### Request:
Copy out each line below exactly as it appears.
====
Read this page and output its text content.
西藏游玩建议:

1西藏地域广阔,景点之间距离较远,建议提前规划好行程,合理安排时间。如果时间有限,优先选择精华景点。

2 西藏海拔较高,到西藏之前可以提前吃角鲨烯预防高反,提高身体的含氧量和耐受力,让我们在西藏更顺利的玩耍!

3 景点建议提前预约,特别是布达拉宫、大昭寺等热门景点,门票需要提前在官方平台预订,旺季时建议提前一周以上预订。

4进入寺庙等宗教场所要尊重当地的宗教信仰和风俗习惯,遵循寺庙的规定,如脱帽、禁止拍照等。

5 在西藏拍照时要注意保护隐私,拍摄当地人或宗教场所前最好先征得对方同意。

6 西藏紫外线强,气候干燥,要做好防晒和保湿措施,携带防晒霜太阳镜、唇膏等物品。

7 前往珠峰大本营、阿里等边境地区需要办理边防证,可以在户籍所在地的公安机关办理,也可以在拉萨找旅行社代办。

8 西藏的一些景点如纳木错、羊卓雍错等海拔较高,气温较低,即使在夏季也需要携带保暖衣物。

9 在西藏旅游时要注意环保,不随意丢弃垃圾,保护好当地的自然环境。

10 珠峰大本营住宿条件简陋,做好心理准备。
====
### Output for this exercise:
Read this page and output its text content.
西藏游玩建议:

1西藏地域广阔,景点之间距离较远,建议提前规划好行程,合理安排时间。如果时间有限,优先选择精华景点。

2 西藏海拔较高,到西藏之前可以提前吃角鲨烯预防高反,提高身体的含氧量和耐受力,让我们在西藏更顺利的玩耍!

3 景点建议提前预约,特别是布达拉宫、大昭寺等热门景点,门票需要提前在官方平台预订,旺季时建议提前一周以上预订。

4进入寺庙等宗教场所要尊重当地的宗教信仰和风俗习惯,遵循寺庙的规定,如脱帽、禁止拍照等。

5 在西藏拍照时要注意保护隐私,拍摄当地人或宗教场所前最好先征得对方同意。

6 西藏紫外线强,气候干燥,要做好防晒和保湿措施,携带防晒霜太阳镜、唇膏等物品。

7 前往珠峰大本营、阿里等边境地区需要办理边防证,可以在户籍所在地的公安机关办理,也可以在拉萨找旅行社代办。

8 西藏的一些景点如纳木错、羊卓雍错等海拔较高,气温较低,即使在夏季也需要携带保暖衣物。

9 在西藏旅游时要注意环保,不随意丢弃垃圾,保护好当地的自然环境。

10 珠峰大本营住宿条件简陋,做好心理准备。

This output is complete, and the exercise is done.